Recorded data
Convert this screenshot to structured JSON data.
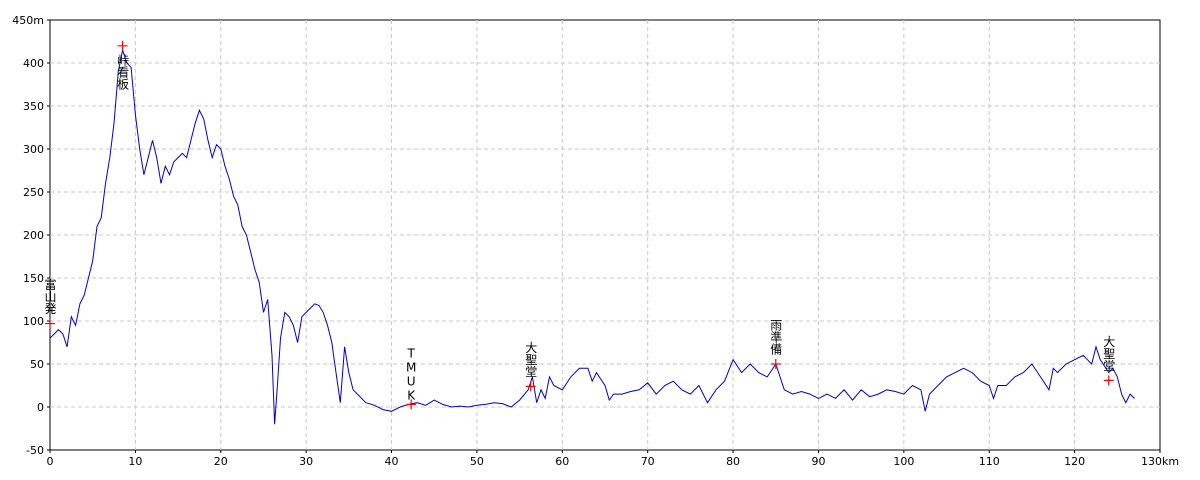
{
  "chart_data": {
    "type": "line",
    "x": [
      0,
      0.5,
      1,
      1.5,
      2,
      2.5,
      3,
      3.5,
      4,
      5,
      5.5,
      6,
      6.5,
      7,
      7.5,
      8,
      8.5,
      9,
      9.5,
      10,
      10.5,
      11,
      11.5,
      12,
      12.5,
      13,
      13.5,
      14,
      14.5,
      15,
      15.5,
      16,
      16.5,
      17,
      17.5,
      18,
      18.5,
      19,
      19.5,
      20,
      20.5,
      21,
      21.5,
      22,
      22.5,
      23,
      23.5,
      24,
      24.5,
      25,
      25.5,
      26,
      26.3,
      26.6,
      27,
      27.5,
      28,
      28.5,
      29,
      29.5,
      30,
      30.5,
      31,
      31.5,
      32,
      32.5,
      33,
      33.5,
      34,
      34.5,
      35,
      35.5,
      36,
      37,
      38,
      39,
      40,
      41,
      42,
      43,
      44,
      45,
      46,
      47,
      48,
      49,
      50,
      51,
      52,
      53,
      54,
      55,
      56,
      56.5,
      57,
      57.5,
      58,
      58.5,
      59,
      60,
      61,
      62,
      63,
      63.5,
      64,
      65,
      65.5,
      66,
      67,
      68,
      69,
      70,
      71,
      72,
      73,
      74,
      75,
      76,
      77,
      78,
      79,
      80,
      81,
      82,
      83,
      84,
      85,
      86,
      87,
      88,
      89,
      90,
      91,
      92,
      93,
      94,
      95,
      96,
      97,
      98,
      99,
      100,
      101,
      102,
      102.5,
      103,
      104,
      105,
      106,
      107,
      108,
      109,
      110,
      110.5,
      111,
      112,
      113,
      114,
      115,
      116,
      117,
      117.5,
      118,
      119,
      120,
      121,
      121.5,
      122,
      122.5,
      123,
      124,
      124.5,
      125,
      125.5,
      126,
      126.5,
      127
    ],
    "values": [
      80,
      85,
      90,
      85,
      70,
      105,
      95,
      120,
      130,
      170,
      210,
      220,
      260,
      290,
      330,
      390,
      415,
      400,
      395,
      340,
      300,
      270,
      290,
      310,
      290,
      260,
      280,
      270,
      285,
      290,
      295,
      290,
      310,
      330,
      345,
      335,
      310,
      290,
      305,
      300,
      280,
      265,
      245,
      235,
      210,
      200,
      180,
      160,
      145,
      110,
      125,
      60,
      -20,
      20,
      80,
      110,
      105,
      95,
      75,
      105,
      110,
      115,
      120,
      118,
      110,
      95,
      75,
      40,
      5,
      70,
      40,
      20,
      15,
      5,
      2,
      -3,
      -5,
      0,
      3,
      5,
      2,
      8,
      3,
      0,
      1,
      0,
      2,
      3,
      5,
      4,
      0,
      8,
      20,
      35,
      5,
      20,
      10,
      35,
      25,
      20,
      35,
      45,
      45,
      30,
      40,
      25,
      8,
      15,
      15,
      18,
      20,
      28,
      15,
      25,
      30,
      20,
      15,
      25,
      5,
      20,
      30,
      55,
      40,
      50,
      40,
      35,
      50,
      20,
      15,
      18,
      15,
      10,
      15,
      10,
      20,
      8,
      20,
      12,
      15,
      20,
      18,
      15,
      25,
      20,
      -5,
      15,
      25,
      35,
      40,
      45,
      40,
      30,
      25,
      10,
      25,
      25,
      35,
      40,
      50,
      35,
      20,
      45,
      40,
      50,
      55,
      60,
      55,
      50,
      70,
      55,
      40,
      45,
      35,
      15,
      5,
      15,
      10
    ],
    "color": "#0000cc",
    "xlim": [
      0,
      130
    ],
    "ylim": [
      -50,
      450
    ],
    "xticks": [
      0,
      10,
      20,
      30,
      40,
      50,
      60,
      70,
      80,
      90,
      100,
      110,
      120,
      {
        "value": 130,
        "label": "130km"
      }
    ],
    "yticks": [
      -50,
      0,
      50,
      100,
      150,
      200,
      250,
      300,
      350,
      400,
      {
        "value": 450,
        "label": "450m"
      }
    ],
    "grid": true,
    "annotations": [
      {
        "label": "富山発",
        "x": 0,
        "y": 97
      },
      {
        "label": "峠看板",
        "x": 8.5,
        "y": 420
      },
      {
        "label": "TMUK",
        "x": 42.3,
        "y": 3
      },
      {
        "label": "大聖堂",
        "x": 56.3,
        "y": 24
      },
      {
        "label": "雨準備",
        "x": 85,
        "y": 50
      },
      {
        "label": "大聖堂",
        "x": 124,
        "y": 31
      }
    ],
    "marker_color": "#ff0000",
    "label_color": "#008000"
  }
}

DO THIS:
Return all of the entries exactly as written, but drop any pictures they hold.

CORRECT RESPONSE:
Convert this screenshot to structured JSON data.
{
  "chart_data": {
    "type": "line",
    "x": [
      0,
      0.5,
      1,
      1.5,
      2,
      2.5,
      3,
      3.5,
      4,
      5,
      5.5,
      6,
      6.5,
      7,
      7.5,
      8,
      8.5,
      9,
      9.5,
      10,
      10.5,
      11,
      11.5,
      12,
      12.5,
      13,
      13.5,
      14,
      14.5,
      15,
      15.5,
      16,
      16.5,
      17,
      17.5,
      18,
      18.5,
      19,
      19.5,
      20,
      20.5,
      21,
      21.5,
      22,
      22.5,
      23,
      23.5,
      24,
      24.5,
      25,
      25.5,
      26,
      26.3,
      26.6,
      27,
      27.5,
      28,
      28.5,
      29,
      29.5,
      30,
      30.5,
      31,
      31.5,
      32,
      32.5,
      33,
      33.5,
      34,
      34.5,
      35,
      35.5,
      36,
      37,
      38,
      39,
      40,
      41,
      42,
      43,
      44,
      45,
      46,
      47,
      48,
      49,
      50,
      51,
      52,
      53,
      54,
      55,
      56,
      56.5,
      57,
      57.5,
      58,
      58.5,
      59,
      60,
      61,
      62,
      63,
      63.5,
      64,
      65,
      65.5,
      66,
      67,
      68,
      69,
      70,
      71,
      72,
      73,
      74,
      75,
      76,
      77,
      78,
      79,
      80,
      81,
      82,
      83,
      84,
      85,
      86,
      87,
      88,
      89,
      90,
      91,
      92,
      93,
      94,
      95,
      96,
      97,
      98,
      99,
      100,
      101,
      102,
      102.5,
      103,
      104,
      105,
      106,
      107,
      108,
      109,
      110,
      110.5,
      111,
      112,
      113,
      114,
      115,
      116,
      117,
      117.5,
      118,
      119,
      120,
      121,
      121.5,
      122,
      122.5,
      123,
      124,
      124.5,
      125,
      125.5,
      126,
      126.5,
      127
    ],
    "values": [
      80,
      85,
      90,
      85,
      70,
      105,
      95,
      120,
      130,
      170,
      210,
      220,
      260,
      290,
      330,
      390,
      415,
      400,
      395,
      340,
      300,
      270,
      290,
      310,
      290,
      260,
      280,
      270,
      285,
      290,
      295,
      290,
      310,
      330,
      345,
      335,
      310,
      290,
      305,
      300,
      280,
      265,
      245,
      235,
      210,
      200,
      180,
      160,
      145,
      110,
      125,
      60,
      -20,
      20,
      80,
      110,
      105,
      95,
      75,
      105,
      110,
      115,
      120,
      118,
      110,
      95,
      75,
      40,
      5,
      70,
      40,
      20,
      15,
      5,
      2,
      -3,
      -5,
      0,
      3,
      5,
      2,
      8,
      3,
      0,
      1,
      0,
      2,
      3,
      5,
      4,
      0,
      8,
      20,
      35,
      5,
      20,
      10,
      35,
      25,
      20,
      35,
      45,
      45,
      30,
      40,
      25,
      8,
      15,
      15,
      18,
      20,
      28,
      15,
      25,
      30,
      20,
      15,
      25,
      5,
      20,
      30,
      55,
      40,
      50,
      40,
      35,
      50,
      20,
      15,
      18,
      15,
      10,
      15,
      10,
      20,
      8,
      20,
      12,
      15,
      20,
      18,
      15,
      25,
      20,
      -5,
      15,
      25,
      35,
      40,
      45,
      40,
      30,
      25,
      10,
      25,
      25,
      35,
      40,
      50,
      35,
      20,
      45,
      40,
      50,
      55,
      60,
      55,
      50,
      70,
      55,
      40,
      45,
      35,
      15,
      5,
      15,
      10
    ],
    "color": "#0000cc",
    "xlim": [
      0,
      130
    ],
    "ylim": [
      -50,
      450
    ],
    "xticks": [
      0,
      10,
      20,
      30,
      40,
      50,
      60,
      70,
      80,
      90,
      100,
      110,
      120,
      {
        "value": 130,
        "label": "130km"
      }
    ],
    "yticks": [
      -50,
      0,
      50,
      100,
      150,
      200,
      250,
      300,
      350,
      400,
      {
        "value": 450,
        "label": "450m"
      }
    ],
    "grid": true,
    "annotations": [
      {
        "label": "富山発",
        "x": 0,
        "y": 97
      },
      {
        "label": "峠看板",
        "x": 8.5,
        "y": 420
      },
      {
        "label": "TMUK",
        "x": 42.3,
        "y": 3
      },
      {
        "label": "大聖堂",
        "x": 56.3,
        "y": 24
      },
      {
        "label": "雨準備",
        "x": 85,
        "y": 50
      },
      {
        "label": "大聖堂",
        "x": 124,
        "y": 31
      }
    ],
    "marker_color": "#ff0000",
    "label_color": "#008000"
  }
}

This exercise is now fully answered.